[THE DATA]:

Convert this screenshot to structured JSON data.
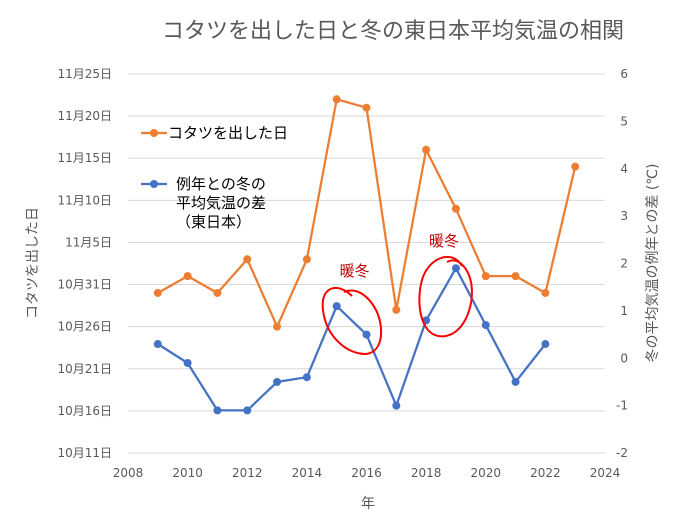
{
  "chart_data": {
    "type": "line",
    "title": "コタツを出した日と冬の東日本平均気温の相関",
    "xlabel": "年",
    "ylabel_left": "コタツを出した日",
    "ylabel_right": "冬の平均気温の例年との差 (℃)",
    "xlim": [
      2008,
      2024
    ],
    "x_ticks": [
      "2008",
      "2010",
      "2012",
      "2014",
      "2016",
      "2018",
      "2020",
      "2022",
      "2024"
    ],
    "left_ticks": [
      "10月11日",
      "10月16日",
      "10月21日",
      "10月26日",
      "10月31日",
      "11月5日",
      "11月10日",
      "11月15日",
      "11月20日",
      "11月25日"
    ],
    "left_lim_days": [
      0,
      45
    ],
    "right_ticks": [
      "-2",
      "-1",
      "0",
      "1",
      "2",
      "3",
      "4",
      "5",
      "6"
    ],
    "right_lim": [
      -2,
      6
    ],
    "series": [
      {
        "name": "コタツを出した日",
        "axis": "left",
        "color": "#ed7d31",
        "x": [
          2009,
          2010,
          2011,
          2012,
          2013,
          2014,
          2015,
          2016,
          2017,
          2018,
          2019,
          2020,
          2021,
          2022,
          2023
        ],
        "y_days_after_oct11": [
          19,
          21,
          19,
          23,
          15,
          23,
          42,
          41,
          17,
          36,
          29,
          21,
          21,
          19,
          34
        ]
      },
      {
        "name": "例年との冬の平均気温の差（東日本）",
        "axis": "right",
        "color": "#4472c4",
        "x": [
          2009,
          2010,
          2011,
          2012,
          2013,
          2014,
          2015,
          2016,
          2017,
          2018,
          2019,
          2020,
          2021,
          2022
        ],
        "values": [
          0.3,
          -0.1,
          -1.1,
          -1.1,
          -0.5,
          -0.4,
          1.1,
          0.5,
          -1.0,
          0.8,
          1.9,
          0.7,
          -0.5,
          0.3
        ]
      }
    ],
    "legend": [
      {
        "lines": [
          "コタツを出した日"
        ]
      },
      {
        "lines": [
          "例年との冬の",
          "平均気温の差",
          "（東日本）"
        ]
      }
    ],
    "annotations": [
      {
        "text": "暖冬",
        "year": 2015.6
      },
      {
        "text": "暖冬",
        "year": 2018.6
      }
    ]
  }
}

[OBJECTIVE]:
Note every line above where the string "name" shows up, and copy those lines.

[OUTPUT FOR THIS EXERCISE]:
        "name": "コタツを出した日",
        "name": "例年との冬の平均気温の差（東日本）",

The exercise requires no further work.